**What is expected**
Isolate every line in the records below with "Brake" in it.

———

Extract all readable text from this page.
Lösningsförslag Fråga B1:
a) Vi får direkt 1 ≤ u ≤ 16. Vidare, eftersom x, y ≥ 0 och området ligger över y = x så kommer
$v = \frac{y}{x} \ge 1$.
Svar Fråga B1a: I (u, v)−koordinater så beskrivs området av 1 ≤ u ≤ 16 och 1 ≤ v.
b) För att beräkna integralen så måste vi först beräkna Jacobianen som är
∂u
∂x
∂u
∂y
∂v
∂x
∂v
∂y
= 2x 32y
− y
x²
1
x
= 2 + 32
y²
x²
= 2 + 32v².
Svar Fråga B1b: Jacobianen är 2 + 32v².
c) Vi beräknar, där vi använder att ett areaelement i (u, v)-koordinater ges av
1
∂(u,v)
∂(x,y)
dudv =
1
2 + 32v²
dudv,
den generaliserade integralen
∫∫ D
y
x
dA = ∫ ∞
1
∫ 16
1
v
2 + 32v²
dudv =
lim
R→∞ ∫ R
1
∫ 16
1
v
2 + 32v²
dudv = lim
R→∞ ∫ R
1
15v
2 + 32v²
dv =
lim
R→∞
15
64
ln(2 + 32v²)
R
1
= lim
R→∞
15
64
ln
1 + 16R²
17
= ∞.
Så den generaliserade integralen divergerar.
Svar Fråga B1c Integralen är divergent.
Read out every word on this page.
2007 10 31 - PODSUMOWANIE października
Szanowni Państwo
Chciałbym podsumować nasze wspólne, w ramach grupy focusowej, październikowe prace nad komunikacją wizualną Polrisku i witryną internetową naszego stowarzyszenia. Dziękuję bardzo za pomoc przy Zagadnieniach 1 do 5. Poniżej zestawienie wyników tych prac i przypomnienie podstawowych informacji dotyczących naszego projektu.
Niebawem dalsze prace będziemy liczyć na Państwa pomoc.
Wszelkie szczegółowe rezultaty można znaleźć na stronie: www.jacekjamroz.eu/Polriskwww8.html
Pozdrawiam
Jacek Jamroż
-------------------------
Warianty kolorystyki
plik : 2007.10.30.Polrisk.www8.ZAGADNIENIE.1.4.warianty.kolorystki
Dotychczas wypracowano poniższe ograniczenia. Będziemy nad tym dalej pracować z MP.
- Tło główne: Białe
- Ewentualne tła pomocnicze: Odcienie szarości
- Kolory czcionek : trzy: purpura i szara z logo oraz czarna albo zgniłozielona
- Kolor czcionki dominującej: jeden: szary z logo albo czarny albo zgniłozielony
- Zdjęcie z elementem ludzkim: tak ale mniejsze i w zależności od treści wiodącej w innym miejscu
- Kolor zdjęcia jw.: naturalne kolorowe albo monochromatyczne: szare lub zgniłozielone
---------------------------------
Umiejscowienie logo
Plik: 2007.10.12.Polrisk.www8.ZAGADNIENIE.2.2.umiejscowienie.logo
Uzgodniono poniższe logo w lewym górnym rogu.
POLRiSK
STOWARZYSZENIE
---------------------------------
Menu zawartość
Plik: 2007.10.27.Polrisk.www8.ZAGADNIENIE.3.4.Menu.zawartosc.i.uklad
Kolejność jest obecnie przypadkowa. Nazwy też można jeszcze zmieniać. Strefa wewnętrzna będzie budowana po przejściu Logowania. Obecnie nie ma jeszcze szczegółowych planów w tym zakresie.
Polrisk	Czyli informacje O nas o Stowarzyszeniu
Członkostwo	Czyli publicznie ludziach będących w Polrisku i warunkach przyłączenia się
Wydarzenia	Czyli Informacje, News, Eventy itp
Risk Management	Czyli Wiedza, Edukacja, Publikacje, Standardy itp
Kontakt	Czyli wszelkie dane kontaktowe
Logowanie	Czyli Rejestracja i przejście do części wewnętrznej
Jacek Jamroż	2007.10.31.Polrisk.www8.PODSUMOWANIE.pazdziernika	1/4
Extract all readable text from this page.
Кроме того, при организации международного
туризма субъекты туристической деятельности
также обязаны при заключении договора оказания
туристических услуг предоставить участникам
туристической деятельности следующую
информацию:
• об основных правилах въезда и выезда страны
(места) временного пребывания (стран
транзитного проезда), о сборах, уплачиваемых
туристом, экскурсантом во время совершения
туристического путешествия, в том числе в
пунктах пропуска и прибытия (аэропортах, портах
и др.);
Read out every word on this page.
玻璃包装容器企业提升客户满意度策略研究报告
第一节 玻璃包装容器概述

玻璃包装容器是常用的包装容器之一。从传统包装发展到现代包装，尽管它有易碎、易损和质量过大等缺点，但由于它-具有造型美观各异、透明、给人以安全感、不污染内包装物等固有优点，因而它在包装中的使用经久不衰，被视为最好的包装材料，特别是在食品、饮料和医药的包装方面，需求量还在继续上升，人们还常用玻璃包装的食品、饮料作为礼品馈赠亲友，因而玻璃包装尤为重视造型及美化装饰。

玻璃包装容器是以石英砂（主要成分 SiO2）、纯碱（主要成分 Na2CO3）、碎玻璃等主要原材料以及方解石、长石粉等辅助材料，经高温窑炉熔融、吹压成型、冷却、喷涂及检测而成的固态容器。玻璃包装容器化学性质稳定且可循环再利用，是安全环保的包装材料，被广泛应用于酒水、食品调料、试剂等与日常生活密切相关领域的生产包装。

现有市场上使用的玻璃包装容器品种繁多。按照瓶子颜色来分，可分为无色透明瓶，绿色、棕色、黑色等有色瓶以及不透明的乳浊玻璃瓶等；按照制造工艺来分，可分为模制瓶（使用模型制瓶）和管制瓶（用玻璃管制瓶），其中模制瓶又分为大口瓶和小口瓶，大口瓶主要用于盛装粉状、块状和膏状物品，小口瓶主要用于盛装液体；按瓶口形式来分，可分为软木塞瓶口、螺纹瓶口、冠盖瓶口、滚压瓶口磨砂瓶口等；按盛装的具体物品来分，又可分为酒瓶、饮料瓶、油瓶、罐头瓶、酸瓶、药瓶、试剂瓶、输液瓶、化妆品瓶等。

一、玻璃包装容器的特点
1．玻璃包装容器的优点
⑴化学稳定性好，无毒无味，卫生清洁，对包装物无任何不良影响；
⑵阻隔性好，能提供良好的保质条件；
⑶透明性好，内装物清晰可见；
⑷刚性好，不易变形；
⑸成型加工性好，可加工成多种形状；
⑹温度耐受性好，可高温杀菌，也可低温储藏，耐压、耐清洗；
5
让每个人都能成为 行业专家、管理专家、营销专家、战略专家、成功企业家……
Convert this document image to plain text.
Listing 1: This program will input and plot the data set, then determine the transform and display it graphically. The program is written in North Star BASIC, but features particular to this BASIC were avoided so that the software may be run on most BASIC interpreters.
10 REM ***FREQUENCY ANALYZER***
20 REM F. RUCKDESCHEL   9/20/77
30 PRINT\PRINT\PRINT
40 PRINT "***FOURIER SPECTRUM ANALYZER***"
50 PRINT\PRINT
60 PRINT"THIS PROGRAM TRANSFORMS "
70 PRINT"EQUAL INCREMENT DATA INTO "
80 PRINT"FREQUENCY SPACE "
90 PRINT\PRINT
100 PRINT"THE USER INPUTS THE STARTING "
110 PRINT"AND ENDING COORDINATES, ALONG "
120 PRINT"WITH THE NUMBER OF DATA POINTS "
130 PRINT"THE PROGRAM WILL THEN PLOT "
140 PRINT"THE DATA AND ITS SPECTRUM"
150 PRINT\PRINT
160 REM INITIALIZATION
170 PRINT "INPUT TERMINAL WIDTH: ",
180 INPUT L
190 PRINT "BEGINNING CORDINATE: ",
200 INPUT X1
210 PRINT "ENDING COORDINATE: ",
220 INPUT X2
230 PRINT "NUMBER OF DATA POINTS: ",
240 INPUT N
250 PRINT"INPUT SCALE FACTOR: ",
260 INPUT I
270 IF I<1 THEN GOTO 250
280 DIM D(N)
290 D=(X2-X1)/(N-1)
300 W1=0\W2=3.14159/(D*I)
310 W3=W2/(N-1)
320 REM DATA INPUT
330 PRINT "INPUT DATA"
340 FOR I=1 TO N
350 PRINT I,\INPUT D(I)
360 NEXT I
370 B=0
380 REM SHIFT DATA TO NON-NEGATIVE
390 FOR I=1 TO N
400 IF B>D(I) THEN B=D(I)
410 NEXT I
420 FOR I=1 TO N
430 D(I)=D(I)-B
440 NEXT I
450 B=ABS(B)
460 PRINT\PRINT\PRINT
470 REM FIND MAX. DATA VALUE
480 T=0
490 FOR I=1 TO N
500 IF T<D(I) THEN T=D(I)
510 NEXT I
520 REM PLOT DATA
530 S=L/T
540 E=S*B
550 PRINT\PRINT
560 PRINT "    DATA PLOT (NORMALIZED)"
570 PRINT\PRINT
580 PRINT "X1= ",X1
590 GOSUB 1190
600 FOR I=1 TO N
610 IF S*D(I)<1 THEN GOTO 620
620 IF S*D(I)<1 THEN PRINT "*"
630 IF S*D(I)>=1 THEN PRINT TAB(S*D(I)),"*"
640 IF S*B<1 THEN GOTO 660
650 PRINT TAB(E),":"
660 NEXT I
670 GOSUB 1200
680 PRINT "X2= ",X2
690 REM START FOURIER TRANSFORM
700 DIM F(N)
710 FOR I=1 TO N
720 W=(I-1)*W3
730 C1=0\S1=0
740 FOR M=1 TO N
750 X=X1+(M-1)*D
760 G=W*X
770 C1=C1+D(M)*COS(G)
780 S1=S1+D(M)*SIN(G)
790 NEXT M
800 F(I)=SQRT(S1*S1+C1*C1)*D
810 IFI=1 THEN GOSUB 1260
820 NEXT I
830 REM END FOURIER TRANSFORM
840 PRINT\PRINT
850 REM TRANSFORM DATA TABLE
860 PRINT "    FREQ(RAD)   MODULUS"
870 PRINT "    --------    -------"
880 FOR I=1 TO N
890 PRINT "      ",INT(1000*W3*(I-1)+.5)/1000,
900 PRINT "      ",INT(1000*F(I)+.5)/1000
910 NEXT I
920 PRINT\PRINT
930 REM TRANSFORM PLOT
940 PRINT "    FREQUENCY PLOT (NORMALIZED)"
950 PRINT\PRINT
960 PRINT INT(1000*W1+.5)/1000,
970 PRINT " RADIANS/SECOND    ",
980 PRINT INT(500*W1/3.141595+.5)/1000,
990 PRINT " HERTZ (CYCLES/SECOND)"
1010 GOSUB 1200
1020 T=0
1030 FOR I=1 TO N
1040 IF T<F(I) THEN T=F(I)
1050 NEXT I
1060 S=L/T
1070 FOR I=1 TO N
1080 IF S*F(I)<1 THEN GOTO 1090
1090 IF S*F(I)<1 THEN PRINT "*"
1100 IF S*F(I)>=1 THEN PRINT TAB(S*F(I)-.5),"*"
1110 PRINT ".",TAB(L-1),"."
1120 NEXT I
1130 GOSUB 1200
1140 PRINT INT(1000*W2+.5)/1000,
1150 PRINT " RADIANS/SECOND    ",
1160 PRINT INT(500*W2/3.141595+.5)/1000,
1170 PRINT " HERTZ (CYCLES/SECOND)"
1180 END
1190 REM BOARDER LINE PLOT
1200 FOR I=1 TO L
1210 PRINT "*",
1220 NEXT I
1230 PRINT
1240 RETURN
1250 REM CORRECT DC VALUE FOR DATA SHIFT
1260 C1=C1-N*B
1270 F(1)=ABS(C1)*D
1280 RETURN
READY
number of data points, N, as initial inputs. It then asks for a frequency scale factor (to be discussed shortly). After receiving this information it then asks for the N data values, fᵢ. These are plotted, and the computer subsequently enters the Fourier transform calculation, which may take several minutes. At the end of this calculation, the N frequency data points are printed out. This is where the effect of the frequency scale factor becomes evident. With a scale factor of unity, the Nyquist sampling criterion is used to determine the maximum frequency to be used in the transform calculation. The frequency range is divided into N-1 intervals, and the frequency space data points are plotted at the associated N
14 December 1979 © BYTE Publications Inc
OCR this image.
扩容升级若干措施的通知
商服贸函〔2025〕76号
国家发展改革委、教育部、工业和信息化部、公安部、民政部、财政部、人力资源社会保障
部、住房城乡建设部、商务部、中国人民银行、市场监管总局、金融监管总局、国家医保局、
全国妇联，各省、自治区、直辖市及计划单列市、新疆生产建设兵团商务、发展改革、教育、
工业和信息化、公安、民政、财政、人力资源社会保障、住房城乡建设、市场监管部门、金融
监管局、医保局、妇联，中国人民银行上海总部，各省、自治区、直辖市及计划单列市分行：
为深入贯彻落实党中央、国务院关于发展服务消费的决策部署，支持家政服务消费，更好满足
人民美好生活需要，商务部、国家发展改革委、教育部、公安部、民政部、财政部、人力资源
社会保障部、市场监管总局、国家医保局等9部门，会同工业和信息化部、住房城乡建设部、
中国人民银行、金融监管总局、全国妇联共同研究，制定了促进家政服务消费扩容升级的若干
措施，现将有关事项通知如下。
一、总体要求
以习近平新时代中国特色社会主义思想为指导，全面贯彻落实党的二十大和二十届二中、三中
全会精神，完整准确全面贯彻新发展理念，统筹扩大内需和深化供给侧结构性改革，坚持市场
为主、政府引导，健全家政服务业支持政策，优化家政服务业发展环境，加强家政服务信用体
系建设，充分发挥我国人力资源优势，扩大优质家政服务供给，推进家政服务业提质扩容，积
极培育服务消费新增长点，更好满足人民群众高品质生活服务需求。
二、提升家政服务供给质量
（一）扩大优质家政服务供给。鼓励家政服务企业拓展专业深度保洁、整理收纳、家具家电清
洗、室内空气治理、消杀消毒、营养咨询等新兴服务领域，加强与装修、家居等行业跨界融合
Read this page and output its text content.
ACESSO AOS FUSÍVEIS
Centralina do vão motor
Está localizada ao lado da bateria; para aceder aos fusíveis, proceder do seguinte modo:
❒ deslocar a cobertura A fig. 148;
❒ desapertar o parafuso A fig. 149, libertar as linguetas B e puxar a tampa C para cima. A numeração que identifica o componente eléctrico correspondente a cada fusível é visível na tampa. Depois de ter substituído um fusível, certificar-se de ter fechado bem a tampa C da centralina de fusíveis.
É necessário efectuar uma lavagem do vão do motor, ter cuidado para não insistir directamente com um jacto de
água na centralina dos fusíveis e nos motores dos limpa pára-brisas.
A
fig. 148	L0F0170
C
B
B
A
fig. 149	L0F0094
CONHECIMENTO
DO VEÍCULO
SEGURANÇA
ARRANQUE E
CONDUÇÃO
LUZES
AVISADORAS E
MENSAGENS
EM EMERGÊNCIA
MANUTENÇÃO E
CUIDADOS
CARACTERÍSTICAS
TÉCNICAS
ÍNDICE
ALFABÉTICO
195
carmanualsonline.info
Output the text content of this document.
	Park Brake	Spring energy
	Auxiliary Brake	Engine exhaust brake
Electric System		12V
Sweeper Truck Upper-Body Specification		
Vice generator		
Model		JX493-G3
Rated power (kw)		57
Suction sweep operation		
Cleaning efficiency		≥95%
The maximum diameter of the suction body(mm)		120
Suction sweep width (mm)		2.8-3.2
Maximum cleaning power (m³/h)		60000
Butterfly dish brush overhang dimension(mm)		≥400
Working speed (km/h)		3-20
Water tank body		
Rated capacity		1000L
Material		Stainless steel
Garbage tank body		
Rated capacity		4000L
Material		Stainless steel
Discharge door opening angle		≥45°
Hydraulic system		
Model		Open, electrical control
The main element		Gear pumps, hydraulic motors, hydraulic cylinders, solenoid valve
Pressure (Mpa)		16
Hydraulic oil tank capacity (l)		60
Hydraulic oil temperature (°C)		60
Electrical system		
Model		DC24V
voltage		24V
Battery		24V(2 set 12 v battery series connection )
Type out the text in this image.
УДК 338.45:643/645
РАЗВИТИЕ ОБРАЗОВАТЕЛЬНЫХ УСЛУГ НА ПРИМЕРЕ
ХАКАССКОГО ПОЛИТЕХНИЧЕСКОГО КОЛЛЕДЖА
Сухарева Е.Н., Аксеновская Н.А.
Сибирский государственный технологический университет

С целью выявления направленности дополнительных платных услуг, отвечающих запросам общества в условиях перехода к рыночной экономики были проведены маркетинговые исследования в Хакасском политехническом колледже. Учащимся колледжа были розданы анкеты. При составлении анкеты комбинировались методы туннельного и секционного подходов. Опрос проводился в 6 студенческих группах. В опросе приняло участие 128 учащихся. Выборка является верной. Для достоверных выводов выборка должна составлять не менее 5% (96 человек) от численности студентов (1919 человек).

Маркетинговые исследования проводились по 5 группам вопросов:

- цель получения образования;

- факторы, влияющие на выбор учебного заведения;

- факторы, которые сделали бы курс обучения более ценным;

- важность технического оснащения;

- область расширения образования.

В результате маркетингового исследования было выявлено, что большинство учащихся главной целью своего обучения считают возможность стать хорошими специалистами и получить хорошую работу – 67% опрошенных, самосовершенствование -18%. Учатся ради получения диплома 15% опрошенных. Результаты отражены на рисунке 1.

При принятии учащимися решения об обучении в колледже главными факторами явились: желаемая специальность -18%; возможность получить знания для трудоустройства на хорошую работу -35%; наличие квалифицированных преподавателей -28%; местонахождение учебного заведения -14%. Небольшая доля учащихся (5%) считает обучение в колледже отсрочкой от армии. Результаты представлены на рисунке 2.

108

———

**Reply**
	Park Brake	Spring energy
	Auxiliary Brake	Engine exhaust brake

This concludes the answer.